**DATASET RECORDS**
--------------------------------
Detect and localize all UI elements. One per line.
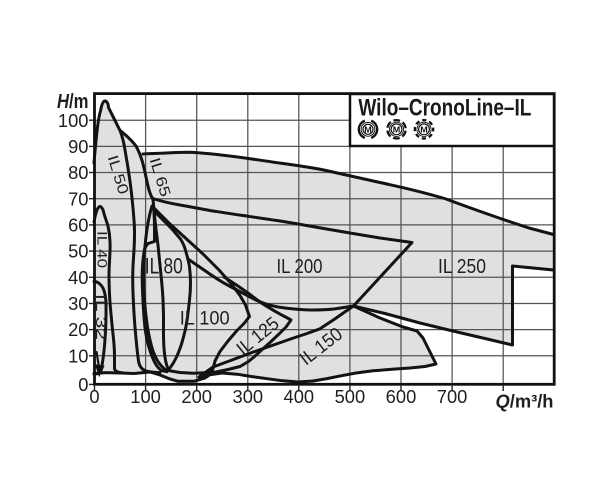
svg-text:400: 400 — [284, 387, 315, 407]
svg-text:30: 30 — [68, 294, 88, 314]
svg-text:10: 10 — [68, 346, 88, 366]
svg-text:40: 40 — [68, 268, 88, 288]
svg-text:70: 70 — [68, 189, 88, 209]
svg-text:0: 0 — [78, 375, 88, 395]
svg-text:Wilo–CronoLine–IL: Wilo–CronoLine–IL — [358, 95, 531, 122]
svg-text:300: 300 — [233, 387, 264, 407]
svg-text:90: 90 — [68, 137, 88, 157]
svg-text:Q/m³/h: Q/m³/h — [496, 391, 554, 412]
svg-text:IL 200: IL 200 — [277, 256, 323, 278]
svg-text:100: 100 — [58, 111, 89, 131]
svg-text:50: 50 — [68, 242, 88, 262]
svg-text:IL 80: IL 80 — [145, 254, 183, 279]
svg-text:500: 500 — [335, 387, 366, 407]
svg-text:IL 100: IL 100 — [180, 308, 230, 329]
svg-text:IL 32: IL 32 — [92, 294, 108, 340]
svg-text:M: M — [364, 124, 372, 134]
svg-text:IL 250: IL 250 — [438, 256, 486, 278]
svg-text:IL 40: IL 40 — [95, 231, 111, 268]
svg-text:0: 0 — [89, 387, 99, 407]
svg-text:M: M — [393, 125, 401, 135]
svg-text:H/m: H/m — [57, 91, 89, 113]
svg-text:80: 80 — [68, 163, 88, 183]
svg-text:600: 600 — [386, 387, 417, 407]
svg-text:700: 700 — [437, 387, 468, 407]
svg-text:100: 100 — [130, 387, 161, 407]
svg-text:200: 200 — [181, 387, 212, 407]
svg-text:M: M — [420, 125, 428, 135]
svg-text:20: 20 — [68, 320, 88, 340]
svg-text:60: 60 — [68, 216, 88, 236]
--------------------------------
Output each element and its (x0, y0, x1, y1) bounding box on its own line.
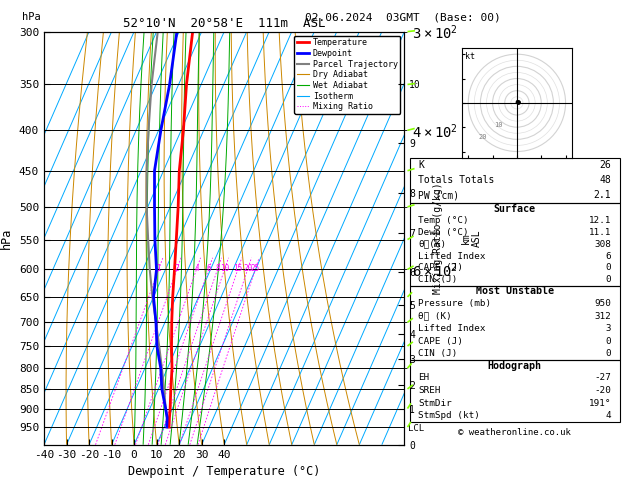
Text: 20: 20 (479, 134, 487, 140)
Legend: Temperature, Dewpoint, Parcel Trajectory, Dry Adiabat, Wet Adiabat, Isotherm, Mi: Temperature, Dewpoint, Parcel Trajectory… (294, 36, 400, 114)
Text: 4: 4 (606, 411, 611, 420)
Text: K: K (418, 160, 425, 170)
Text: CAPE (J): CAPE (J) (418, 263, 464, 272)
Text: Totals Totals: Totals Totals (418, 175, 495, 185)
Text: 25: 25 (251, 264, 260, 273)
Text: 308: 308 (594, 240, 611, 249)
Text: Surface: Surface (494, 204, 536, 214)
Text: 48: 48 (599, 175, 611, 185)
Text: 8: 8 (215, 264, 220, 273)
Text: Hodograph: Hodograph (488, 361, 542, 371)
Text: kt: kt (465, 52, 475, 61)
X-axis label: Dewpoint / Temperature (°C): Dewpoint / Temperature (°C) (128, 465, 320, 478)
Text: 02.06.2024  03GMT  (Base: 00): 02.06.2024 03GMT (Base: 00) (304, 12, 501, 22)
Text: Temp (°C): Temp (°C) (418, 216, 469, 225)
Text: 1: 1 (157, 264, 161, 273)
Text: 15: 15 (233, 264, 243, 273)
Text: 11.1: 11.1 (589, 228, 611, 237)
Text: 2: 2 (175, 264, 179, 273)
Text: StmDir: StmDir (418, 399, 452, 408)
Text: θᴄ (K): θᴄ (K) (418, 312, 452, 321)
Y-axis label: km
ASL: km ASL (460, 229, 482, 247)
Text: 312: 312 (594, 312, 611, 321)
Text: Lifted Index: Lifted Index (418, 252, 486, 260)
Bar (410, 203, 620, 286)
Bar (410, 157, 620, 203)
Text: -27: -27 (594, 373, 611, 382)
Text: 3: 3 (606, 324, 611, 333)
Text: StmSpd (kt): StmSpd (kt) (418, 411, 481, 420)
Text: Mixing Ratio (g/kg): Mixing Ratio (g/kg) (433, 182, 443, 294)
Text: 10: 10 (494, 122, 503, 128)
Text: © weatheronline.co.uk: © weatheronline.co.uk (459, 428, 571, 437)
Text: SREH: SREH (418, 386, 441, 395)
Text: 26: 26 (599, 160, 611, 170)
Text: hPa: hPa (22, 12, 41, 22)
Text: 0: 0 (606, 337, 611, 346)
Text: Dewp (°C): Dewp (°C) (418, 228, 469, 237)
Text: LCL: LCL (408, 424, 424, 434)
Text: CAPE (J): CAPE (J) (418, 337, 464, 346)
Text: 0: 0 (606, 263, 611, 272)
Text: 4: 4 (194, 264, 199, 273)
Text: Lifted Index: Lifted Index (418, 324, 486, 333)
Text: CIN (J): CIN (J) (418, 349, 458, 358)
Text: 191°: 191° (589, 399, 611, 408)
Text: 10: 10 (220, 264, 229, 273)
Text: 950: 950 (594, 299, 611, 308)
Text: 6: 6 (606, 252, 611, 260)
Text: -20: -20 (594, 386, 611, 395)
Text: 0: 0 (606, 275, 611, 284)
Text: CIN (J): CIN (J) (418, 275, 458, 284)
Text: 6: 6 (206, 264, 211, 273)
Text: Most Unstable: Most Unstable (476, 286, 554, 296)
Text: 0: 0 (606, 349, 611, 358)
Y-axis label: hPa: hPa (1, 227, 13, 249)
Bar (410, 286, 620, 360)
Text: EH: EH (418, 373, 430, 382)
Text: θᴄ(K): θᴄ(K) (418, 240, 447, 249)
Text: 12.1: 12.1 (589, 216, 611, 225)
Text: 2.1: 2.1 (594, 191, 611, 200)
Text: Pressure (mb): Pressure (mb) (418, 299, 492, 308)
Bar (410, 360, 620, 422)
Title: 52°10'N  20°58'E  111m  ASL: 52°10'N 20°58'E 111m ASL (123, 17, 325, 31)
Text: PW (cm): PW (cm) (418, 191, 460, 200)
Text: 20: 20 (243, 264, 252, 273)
--------------------------------
**TASK DESCRIPTION**
Rewrite the rows from the line containing "svg-text:400: 400 — [284, 387, 315, 407]" through the line containing "svg-text:500: 500 — [335, 387, 366, 407]", changing "svg-text" to "text" and leaving everything else the same. Give only those lines.

**CORRECT ANSWER**
text:400: 400 — [284, 387, 315, 407]
text:30: 30 — [68, 294, 88, 314]
text:10: 10 — [68, 346, 88, 366]
text:40: 40 — [68, 268, 88, 288]
text:70: 70 — [68, 189, 88, 209]
text:0: 0 — [78, 375, 88, 395]
text:Wilo–CronoLine–IL: Wilo–CronoLine–IL — [358, 95, 531, 122]
text:300: 300 — [233, 387, 264, 407]
text:90: 90 — [68, 137, 88, 157]
text:Q/m³/h: Q/m³/h — [496, 391, 554, 412]
text:IL 200: IL 200 — [277, 256, 323, 278]
text:100: 100 — [58, 111, 89, 131]
text:50: 50 — [68, 242, 88, 262]
text:IL 80: IL 80 — [145, 254, 183, 279]
text:500: 500 — [335, 387, 366, 407]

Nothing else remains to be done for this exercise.